■ Dataset items:
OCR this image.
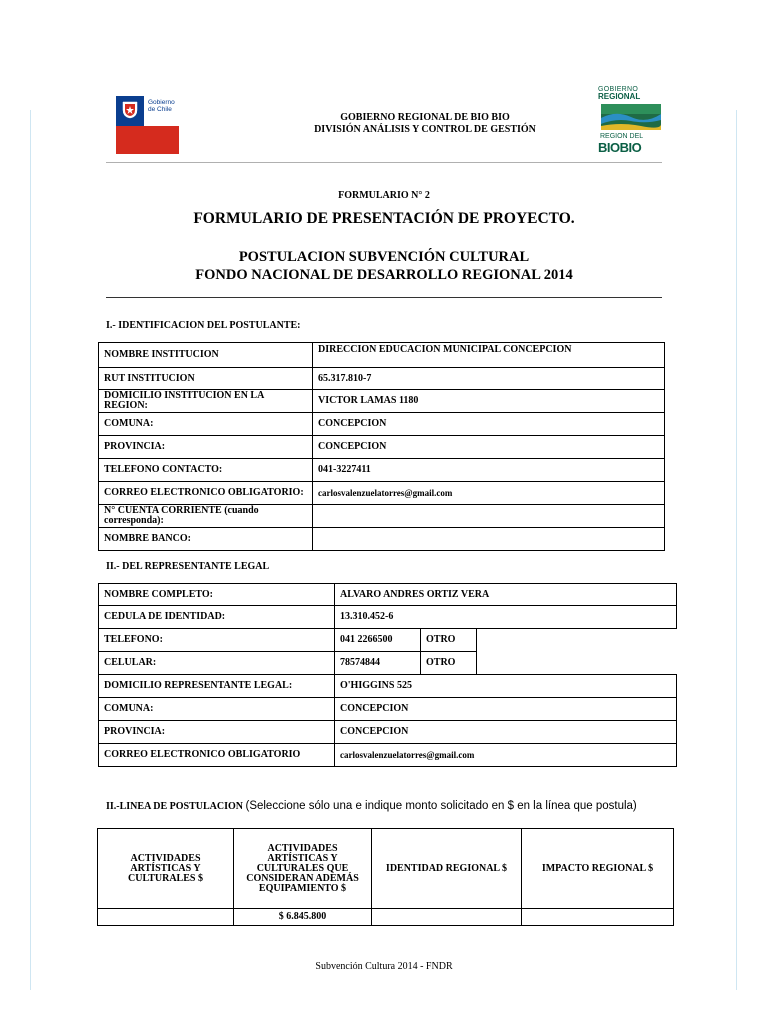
Gobierno
de Chile
GOBIERNO REGIONAL DE BIO BIO
DIVISIÓN ANÁLISIS Y CONTROL DE GESTIÓN
GOBIERNO
REGIONAL
REGION DEL
BIOBIO
FORMULARIO N° 2
FORMULARIO DE PRESENTACIÓN DE PROYECTO.
POSTULACION SUBVENCIÓN CULTURAL
FONDO NACIONAL DE DESARROLLO REGIONAL 2014
I.- IDENTIFICACION DEL POSTULANTE:
NOMBRE INSTITUCION	DIRECCION EDUCACION MUNICIPAL CONCEPCION
RUT INSTITUCION	65.317.810-7
DOMICILIO INSTITUCION EN LA REGION:	VICTOR LAMAS 1180
COMUNA:	CONCEPCION
PROVINCIA:	CONCEPCION
TELEFONO CONTACTO:	041-3227411
CORREO ELECTRONICO OBLIGATORIO:	carlosvalenzuelatorres@gmail.com
N° CUENTA CORRIENTE (cuando corresponda):	
NOMBRE BANCO:	
II.- DEL REPRESENTANTE LEGAL
NOMBRE COMPLETO:	ALVARO ANDRES ORTIZ VERA		
CEDULA DE IDENTIDAD:	13.310.452-6		
TELEFONO:	041 2266500	OTRO	
CELULAR:	78574844	OTRO	
DOMICILIO REPRESENTANTE LEGAL:	O'HIGGINS 525		
COMUNA:	CONCEPCION		
PROVINCIA:	CONCEPCION		
CORREO ELECTRONICO OBLIGATORIO	carlosvalenzuelatorres@gmail.com		
II.-LINEA DE POSTULACION (Seleccione sólo una e indique monto solicitado en $ en la línea que postula)
ACTIVIDADES ARTÍSTICAS Y CULTURALES $	ACTIVIDADES ARTÍSTICAS Y CULTURALES QUE CONSIDERAN ADEMÁS EQUIPAMIENTO $	IDENTIDAD REGIONAL $	IMPACTO REGIONAL $
	$ 6.845.800		
Subvención Cultura 2014 - FNDR
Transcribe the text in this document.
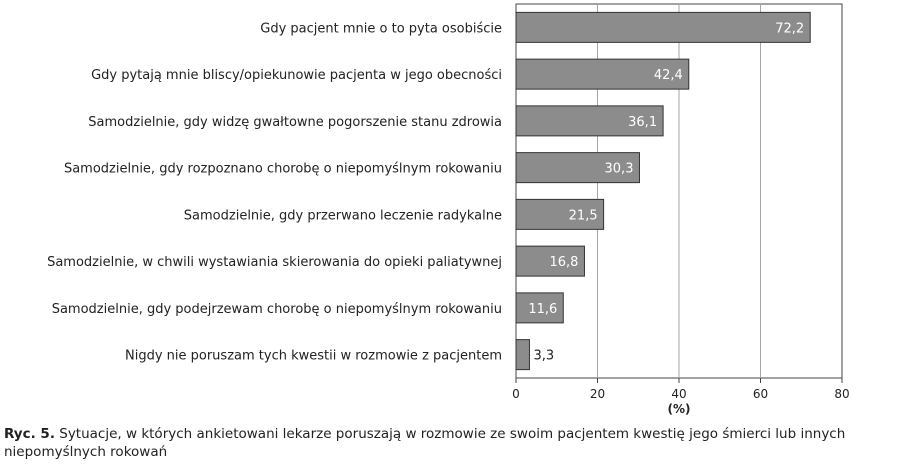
72,2
42,4
36,1
30,3
21,5
16,8
11,6
3,3
Gdy pacjent mnie o to pyta osobiście
Gdy pytają mnie bliscy/opiekunowie pacjenta w jego obecności
Samodzielnie, gdy widzę gwałtowne pogorszenie stanu zdrowia
Samodzielnie, gdy rozpoznano chorobę o niepomyślnym rokowaniu
Samodzielnie, gdy przerwano leczenie radykalne
Samodzielnie, w chwili wystawiania skierowania do opieki paliatywnej
Samodzielnie, gdy podejrzewam chorobę o niepomyślnym rokowaniu
Nigdy nie poruszam tych kwestii w rozmowie z pacjentem
0	20	40	60	80
(%)
Ryc. 5. Sytuacje, w których ankietowani lekarze poruszają w rozmowie ze swoim pacjentem kwestię jego śmierci lub innych niepomyślnych rokowań
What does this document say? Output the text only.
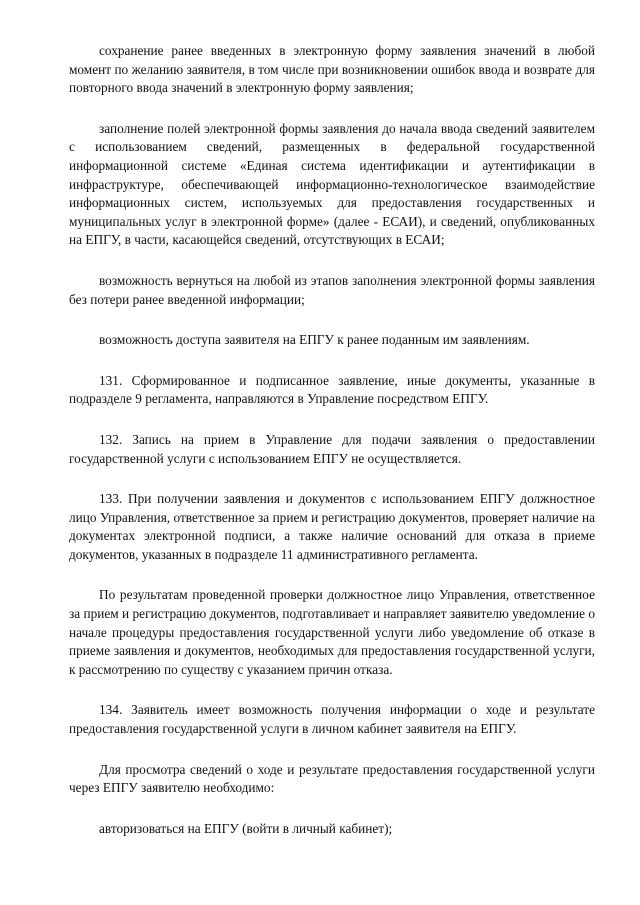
сохранение ранее введенных в электронную форму заявления значений в любой момент по желанию заявителя, в том числе при возникновении ошибок ввода и возврате для повторного ввода значений в электронную форму заявления;

заполнение полей электронной формы заявления до начала ввода сведений заявителем с использованием сведений, размещенных в федеральной государственной информационной системе «Единая система идентификации и аутентификации в инфраструктуре, обеспечивающей информационно-технологическое взаимодействие информационных систем, используемых для предоставления государственных и муниципальных услуг в электронной форме» (далее - ЕСАИ), и сведений, опубликованных на ЕПГУ, в части, касающейся сведений, отсутствующих в ЕСАИ;

возможность вернуться на любой из этапов заполнения электронной формы заявления без потери ранее введенной информации;

возможность доступа заявителя на ЕПГУ к ранее поданным им заявлениям.

131. Сформированное и подписанное заявление, иные документы, указанные в подразделе 9 регламента, направляются в Управление посредством ЕПГУ.

132. Запись на прием в Управление для подачи заявления о предоставлении государственной услуги с использованием ЕПГУ не осуществляется.

133. При получении заявления и документов с использованием ЕПГУ должностное лицо Управления, ответственное за прием и регистрацию документов, проверяет наличие на документах электронной подписи, а также наличие оснований для отказа в приеме документов, указанных в подразделе 11 административного регламента.

По результатам проведенной проверки должностное лицо Управления, ответственное за прием и регистрацию документов, подготавливает и направляет заявителю уведомление о начале процедуры предоставления государственной услуги либо уведомление об отказе в приеме заявления и документов, необходимых для предоставления государственной услуги, к рассмотрению по существу с указанием причин отказа.

134. Заявитель имеет возможность получения информации о ходе и результате предоставления государственной услуги в личном кабинет заявителя на ЕПГУ.

Для просмотра сведений о ходе и результате предоставления государственной услуги через ЕПГУ заявителю необходимо:

авторизоваться на ЕПГУ (войти в личный кабинет);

■ TASK OBJECTIVE: Check each line above for the string "mnie" and show the ones that have it.

■ COMPLETE OUTPUT:
Gdy pacjent mnie o to pyta osobiście
Gdy pytają mnie bliscy/opiekunowie pacjenta w jego obecności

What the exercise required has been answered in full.